DATA LISTING =
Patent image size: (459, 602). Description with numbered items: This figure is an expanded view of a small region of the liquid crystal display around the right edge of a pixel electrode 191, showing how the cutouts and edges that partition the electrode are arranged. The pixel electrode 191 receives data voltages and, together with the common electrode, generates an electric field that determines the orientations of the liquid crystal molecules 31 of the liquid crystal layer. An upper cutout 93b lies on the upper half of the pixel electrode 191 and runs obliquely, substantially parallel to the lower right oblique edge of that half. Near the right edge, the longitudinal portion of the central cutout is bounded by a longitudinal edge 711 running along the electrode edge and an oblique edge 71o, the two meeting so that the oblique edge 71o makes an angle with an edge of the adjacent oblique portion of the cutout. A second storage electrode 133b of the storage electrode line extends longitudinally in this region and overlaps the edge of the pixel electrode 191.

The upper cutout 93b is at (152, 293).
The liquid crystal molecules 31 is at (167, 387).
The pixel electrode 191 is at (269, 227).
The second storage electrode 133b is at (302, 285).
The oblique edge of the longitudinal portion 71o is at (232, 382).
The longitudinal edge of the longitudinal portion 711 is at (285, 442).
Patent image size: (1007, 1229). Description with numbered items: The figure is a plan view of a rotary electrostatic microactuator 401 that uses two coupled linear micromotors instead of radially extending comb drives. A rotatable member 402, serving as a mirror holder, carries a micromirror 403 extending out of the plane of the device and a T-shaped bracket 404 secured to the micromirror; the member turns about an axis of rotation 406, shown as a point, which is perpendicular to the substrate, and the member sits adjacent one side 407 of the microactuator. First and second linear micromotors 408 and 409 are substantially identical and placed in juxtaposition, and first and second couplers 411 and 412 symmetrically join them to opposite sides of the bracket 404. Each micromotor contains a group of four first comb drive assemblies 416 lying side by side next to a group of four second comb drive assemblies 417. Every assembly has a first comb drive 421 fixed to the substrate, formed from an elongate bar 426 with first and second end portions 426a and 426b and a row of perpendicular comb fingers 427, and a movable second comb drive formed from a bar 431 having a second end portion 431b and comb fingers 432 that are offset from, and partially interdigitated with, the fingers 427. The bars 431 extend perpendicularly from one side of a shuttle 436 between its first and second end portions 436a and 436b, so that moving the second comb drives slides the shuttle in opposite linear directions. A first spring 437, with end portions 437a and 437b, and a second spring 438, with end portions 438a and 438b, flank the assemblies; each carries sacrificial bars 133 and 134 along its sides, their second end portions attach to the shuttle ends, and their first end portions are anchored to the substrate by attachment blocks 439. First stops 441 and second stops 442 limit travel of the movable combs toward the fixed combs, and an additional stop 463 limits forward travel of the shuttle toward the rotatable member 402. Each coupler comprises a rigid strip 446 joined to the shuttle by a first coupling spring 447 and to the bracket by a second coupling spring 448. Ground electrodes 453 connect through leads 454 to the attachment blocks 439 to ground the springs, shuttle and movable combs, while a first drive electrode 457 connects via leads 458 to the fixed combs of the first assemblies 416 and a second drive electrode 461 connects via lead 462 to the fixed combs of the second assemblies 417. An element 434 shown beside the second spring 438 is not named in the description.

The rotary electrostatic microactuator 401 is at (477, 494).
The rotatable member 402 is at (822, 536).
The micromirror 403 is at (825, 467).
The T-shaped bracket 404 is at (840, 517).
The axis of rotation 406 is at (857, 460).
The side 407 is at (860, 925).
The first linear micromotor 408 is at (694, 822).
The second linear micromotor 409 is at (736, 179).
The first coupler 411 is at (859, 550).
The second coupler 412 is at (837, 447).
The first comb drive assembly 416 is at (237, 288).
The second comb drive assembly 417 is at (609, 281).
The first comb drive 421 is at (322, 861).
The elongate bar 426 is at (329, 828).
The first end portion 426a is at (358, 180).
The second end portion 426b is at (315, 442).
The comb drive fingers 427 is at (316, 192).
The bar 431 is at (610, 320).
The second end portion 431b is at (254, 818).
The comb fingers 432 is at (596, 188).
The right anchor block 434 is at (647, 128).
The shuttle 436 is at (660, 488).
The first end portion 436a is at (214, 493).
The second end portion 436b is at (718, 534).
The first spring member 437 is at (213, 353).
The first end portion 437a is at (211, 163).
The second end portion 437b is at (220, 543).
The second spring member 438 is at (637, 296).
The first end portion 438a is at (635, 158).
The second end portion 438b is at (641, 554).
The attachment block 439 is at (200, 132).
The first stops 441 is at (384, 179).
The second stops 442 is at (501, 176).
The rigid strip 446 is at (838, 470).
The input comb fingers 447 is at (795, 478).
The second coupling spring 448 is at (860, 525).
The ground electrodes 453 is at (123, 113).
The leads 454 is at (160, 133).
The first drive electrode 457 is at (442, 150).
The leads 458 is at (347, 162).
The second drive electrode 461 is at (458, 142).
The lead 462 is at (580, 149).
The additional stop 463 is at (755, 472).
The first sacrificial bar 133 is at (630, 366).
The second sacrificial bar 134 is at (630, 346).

WHAT NEEDS TO BE DONE =
Copy out all of the lines above word for word, changing nothing.

ANSWER FOR THE TASK =
Patent image size: (459, 602). Description with numbered items: This figure is an expanded view of a small region of the liquid crystal display around the right edge of a pixel electrode 191, showing how the cutouts and edges that partition the electrode are arranged. The pixel electrode 191 receives data voltages and, together with the common electrode, generates an electric field that determines the orientations of the liquid crystal molecules 31 of the liquid crystal layer. An upper cutout 93b lies on the upper half of the pixel electrode 191 and runs obliquely, substantially parallel to the lower right oblique edge of that half. Near the right edge, the longitudinal portion of the central cutout is bounded by a longitudinal edge 711 running along the electrode edge and an oblique edge 71o, the two meeting so that the oblique edge 71o makes an angle with an edge of the adjacent oblique portion of the cutout. A second storage electrode 133b of the storage electrode line extends longitudinally in this region and overlaps the edge of the pixel electrode 191.

The upper cutout 93b is at (152, 293).
The liquid crystal molecules 31 is at (167, 387).
The pixel electrode 191 is at (269, 227).
The second storage electrode 133b is at (302, 285).
The oblique edge of the longitudinal portion 71o is at (232, 382).
The longitudinal edge of the longitudinal portion 711 is at (285, 442).
Patent image size: (1007, 1229). Description with numbered items: The figure is a plan view of a rotary electrostatic microactuator 401 that uses two coupled linear micromotors instead of radially extending comb drives. A rotatable member 402, serving as a mirror holder, carries a micromirror 403 extending out of the plane of the device and a T-shaped bracket 404 secured to the micromirror; the member turns about an axis of rotation 406, shown as a point, which is perpendicular to the substrate, and the member sits adjacent one side 407 of the microactuator. First and second linear micromotors 408 and 409 are substantially identical and placed in juxtaposition, and first and second couplers 411 and 412 symmetrically join them to opposite sides of the bracket 404. Each micromotor contains a group of four first comb drive assemblies 416 lying side by side next to a group of four second comb drive assemblies 417. Every assembly has a first comb drive 421 fixed to the substrate, formed from an elongate bar 426 with first and second end portions 426a and 426b and a row of perpendicular comb fingers 427, and a movable second comb drive formed from a bar 431 having a second end portion 431b and comb fingers 432 that are offset from, and partially interdigitated with, the fingers 427. The bars 431 extend perpendicularly from one side of a shuttle 436 between its first and second end portions 436a and 436b, so that moving the second comb drives slides the shuttle in opposite linear directions. A first spring 437, with end portions 437a and 437b, and a second spring 438, with end portions 438a and 438b, flank the assemblies; each carries sacrificial bars 133 and 134 along its sides, their second end portions attach to the shuttle ends, and their first end portions are anchored to the substrate by attachment blocks 439. First stops 441 and second stops 442 limit travel of the movable combs toward the fixed combs, and an additional stop 463 limits forward travel of the shuttle toward the rotatable member 402. Each coupler comprises a rigid strip 446 joined to the shuttle by a first coupling spring 447 and to the bracket by a second coupling spring 448. Ground electrodes 453 connect through leads 454 to the attachment blocks 439 to ground the springs, shuttle and movable combs, while a first drive electrode 457 connects via leads 458 to the fixed combs of the first assemblies 416 and a second drive electrode 461 connects via lead 462 to the fixed combs of the second assemblies 417. An element 434 shown beside the second spring 438 is not named in the description.

The rotary electrostatic microactuator 401 is at (477, 494).
The rotatable member 402 is at (822, 536).
The micromirror 403 is at (825, 467).
The T-shaped bracket 404 is at (840, 517).
The axis of rotation 406 is at (857, 460).
The side 407 is at (860, 925).
The first linear micromotor 408 is at (694, 822).
The second linear micromotor 409 is at (736, 179).
The first coupler 411 is at (859, 550).
The second coupler 412 is at (837, 447).
The first comb drive assembly 416 is at (237, 288).
The second comb drive assembly 417 is at (609, 281).
The first comb drive 421 is at (322, 861).
The elongate bar 426 is at (329, 828).
The first end portion 426a is at (358, 180).
The second end portion 426b is at (315, 442).
The comb drive fingers 427 is at (316, 192).
The bar 431 is at (610, 320).
The second end portion 431b is at (254, 818).
The comb fingers 432 is at (596, 188).
The right anchor block 434 is at (647, 128).
The shuttle 436 is at (660, 488).
The first end portion 436a is at (214, 493).
The second end portion 436b is at (718, 534).
The first spring member 437 is at (213, 353).
The first end portion 437a is at (211, 163).
The second end portion 437b is at (220, 543).
The second spring member 438 is at (637, 296).
The first end portion 438a is at (635, 158).
The second end portion 438b is at (641, 554).
The attachment block 439 is at (200, 132).
The first stops 441 is at (384, 179).
The second stops 442 is at (501, 176).
The rigid strip 446 is at (838, 470).
The input comb fingers 447 is at (795, 478).
The second coupling spring 448 is at (860, 525).
The ground electrodes 453 is at (123, 113).
The leads 454 is at (160, 133).
The first drive electrode 457 is at (442, 150).
The leads 458 is at (347, 162).
The second drive electrode 461 is at (458, 142).
The lead 462 is at (580, 149).
The additional stop 463 is at (755, 472).
The first sacrificial bar 133 is at (630, 366).
The second sacrificial bar 134 is at (630, 346).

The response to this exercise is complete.